DOCUMENT SECTION:
- - - - -
What is preservation? Putting your data on a spare USB stick is not Preservation. Backup is not preservation. Putting the data in a repository is not preservation.
Digital preservation includes a series of activities aimed to ensure continued access to digital materials. This practice is defined very broadly and deals with all the actions needed to maintain access to data regardless of media failure or technological/organisational change. Preservation applies to all data, including “born-digital” material and the products of digitisation processes.
In short, credibility, reproducibility and mandate.
Funders have begun to mandate that the data underpinning published research that they have funded is made freely available for other researchers to use (note that this is not the same as ‘Open data’ – some data covered by this mandate may only be made available under strictly controlled conditions). The mandate is often further interpreted as ‘keep available and usable’. There is little value, after all, in keeping data if it cannot be used. Note that some institutions also require data to be retained for fixed periods of time. Check with yours to find out whether this is the case.
Preservation systems are designed with future usability in mind.
- - - - -
In the text on digital preservation, what have funders begun to mandate? The listing is separate material and has no connection to the text on digital preservation.

MATERIAL SUPPLIED:
- - - - -
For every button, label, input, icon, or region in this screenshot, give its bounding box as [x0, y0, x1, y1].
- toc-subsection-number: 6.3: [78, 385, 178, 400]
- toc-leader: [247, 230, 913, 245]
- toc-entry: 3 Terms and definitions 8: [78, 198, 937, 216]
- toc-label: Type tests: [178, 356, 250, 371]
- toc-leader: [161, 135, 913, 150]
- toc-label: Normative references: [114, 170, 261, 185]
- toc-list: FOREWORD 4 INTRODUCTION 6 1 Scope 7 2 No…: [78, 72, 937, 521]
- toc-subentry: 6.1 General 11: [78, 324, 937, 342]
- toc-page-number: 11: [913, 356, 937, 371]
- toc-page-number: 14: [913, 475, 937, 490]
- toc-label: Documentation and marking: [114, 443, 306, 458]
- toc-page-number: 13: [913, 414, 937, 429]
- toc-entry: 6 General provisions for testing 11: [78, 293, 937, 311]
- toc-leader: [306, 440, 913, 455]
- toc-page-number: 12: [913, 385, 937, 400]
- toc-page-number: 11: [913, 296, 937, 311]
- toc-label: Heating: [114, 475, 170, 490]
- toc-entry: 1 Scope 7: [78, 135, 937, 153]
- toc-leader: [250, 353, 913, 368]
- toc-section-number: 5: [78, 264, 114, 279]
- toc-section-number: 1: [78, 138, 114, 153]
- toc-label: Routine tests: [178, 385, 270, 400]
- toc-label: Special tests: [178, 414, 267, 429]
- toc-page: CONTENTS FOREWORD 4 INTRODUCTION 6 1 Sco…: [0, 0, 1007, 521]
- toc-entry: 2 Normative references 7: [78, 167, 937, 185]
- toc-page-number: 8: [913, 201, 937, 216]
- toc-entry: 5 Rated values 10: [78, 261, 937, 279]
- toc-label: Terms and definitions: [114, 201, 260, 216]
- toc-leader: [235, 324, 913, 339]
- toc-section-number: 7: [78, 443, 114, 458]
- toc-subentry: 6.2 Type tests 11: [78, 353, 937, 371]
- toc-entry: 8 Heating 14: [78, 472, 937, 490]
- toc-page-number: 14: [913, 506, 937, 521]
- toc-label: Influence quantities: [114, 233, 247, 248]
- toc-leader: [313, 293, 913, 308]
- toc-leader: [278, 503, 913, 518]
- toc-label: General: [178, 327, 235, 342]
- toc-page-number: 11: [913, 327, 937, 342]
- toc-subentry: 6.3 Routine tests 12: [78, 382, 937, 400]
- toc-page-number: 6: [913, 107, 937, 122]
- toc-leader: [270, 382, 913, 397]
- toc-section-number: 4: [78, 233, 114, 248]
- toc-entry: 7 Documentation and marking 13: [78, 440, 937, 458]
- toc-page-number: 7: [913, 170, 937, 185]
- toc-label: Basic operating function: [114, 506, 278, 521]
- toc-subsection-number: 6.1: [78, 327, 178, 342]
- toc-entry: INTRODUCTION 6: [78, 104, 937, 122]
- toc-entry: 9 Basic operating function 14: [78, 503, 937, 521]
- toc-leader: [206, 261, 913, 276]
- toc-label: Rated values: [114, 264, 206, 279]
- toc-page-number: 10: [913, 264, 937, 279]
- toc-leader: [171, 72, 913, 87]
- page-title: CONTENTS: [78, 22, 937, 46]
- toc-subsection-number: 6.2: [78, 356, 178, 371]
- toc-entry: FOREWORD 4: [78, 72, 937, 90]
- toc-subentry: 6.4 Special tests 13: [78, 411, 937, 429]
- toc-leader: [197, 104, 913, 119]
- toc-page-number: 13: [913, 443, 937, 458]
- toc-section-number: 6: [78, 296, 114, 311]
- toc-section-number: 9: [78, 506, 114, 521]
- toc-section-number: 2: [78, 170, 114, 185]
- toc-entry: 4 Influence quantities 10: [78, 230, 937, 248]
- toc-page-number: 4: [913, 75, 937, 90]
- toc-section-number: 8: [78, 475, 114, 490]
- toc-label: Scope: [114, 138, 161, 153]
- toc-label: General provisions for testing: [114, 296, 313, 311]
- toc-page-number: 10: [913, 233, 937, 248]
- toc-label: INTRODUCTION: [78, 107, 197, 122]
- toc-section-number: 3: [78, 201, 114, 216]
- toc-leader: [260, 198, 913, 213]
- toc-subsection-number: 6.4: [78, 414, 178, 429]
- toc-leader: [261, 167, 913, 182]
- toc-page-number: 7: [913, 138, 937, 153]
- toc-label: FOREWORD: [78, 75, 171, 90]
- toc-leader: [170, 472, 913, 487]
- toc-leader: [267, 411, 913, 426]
- - - - -
ANSWER TO THE PROBLEM: Funders have begun to mandate that the data underpinning published research they have funded is made freely available for other researchers to use.